* [DESCRIPTION OF THE TASK]: Without including pictures, set down every record exactly as it stands.

:: INPUT RECORDS

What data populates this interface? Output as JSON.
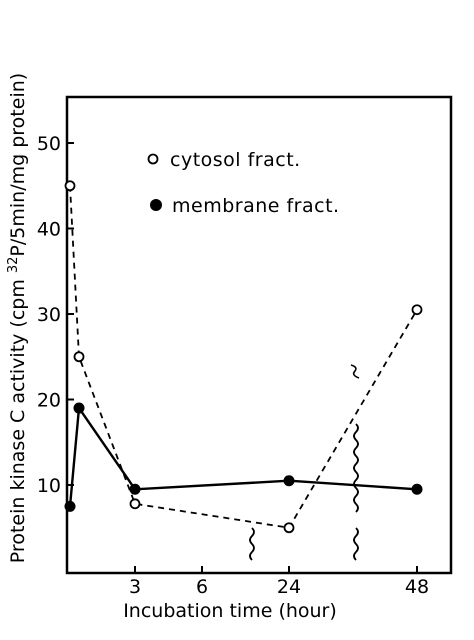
{
  "chart_data": {
    "type": "line",
    "title": "",
    "xlabel": "Incubation time (hour)",
    "ylabel_parts": [
      "Protein kinase C activity (cpm ",
      "32",
      "P/5min/mg protein)"
    ],
    "ylabel": "Protein kinase C activity (cpm 32P/5min/mg protein)",
    "x_ticks": [
      "3",
      "6",
      "24",
      "48"
    ],
    "y_ticks": [
      "10",
      "20",
      "30",
      "40",
      "50"
    ],
    "ylim": [
      5,
      55
    ],
    "x_axis_breaks": true,
    "legend_placement": "top-right",
    "series": [
      {
        "name": "cytosol fract.",
        "marker": "open-circle",
        "line_style": "dashed",
        "color": "#000000",
        "x": [
          "0",
          "0.5",
          "3",
          "24",
          "48"
        ],
        "values": [
          45,
          25,
          7.8,
          5,
          30.5
        ]
      },
      {
        "name": "membrane fract.",
        "marker": "filled-circle",
        "line_style": "solid",
        "color": "#000000",
        "x": [
          "0",
          "0.5",
          "3",
          "24",
          "48"
        ],
        "values": [
          7.5,
          19,
          9.5,
          10.5,
          9.5
        ]
      }
    ]
  }
}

::::

* [WRITTEN REPLY]:
What data populates this interface? Output as JSON.
{
  "chart_data": {
    "type": "line",
    "title": "",
    "xlabel": "Incubation time (hour)",
    "ylabel_parts": [
      "Protein kinase C activity (cpm ",
      "32",
      "P/5min/mg protein)"
    ],
    "ylabel": "Protein kinase C activity (cpm 32P/5min/mg protein)",
    "x_ticks": [
      "3",
      "6",
      "24",
      "48"
    ],
    "y_ticks": [
      "10",
      "20",
      "30",
      "40",
      "50"
    ],
    "ylim": [
      5,
      55
    ],
    "x_axis_breaks": true,
    "legend_placement": "top-right",
    "series": [
      {
        "name": "cytosol fract.",
        "marker": "open-circle",
        "line_style": "dashed",
        "color": "#000000",
        "x": [
          "0",
          "0.5",
          "3",
          "24",
          "48"
        ],
        "values": [
          45,
          25,
          7.8,
          5,
          30.5
        ]
      },
      {
        "name": "membrane fract.",
        "marker": "filled-circle",
        "line_style": "solid",
        "color": "#000000",
        "x": [
          "0",
          "0.5",
          "3",
          "24",
          "48"
        ],
        "values": [
          7.5,
          19,
          9.5,
          10.5,
          9.5
        ]
      }
    ]
  }
}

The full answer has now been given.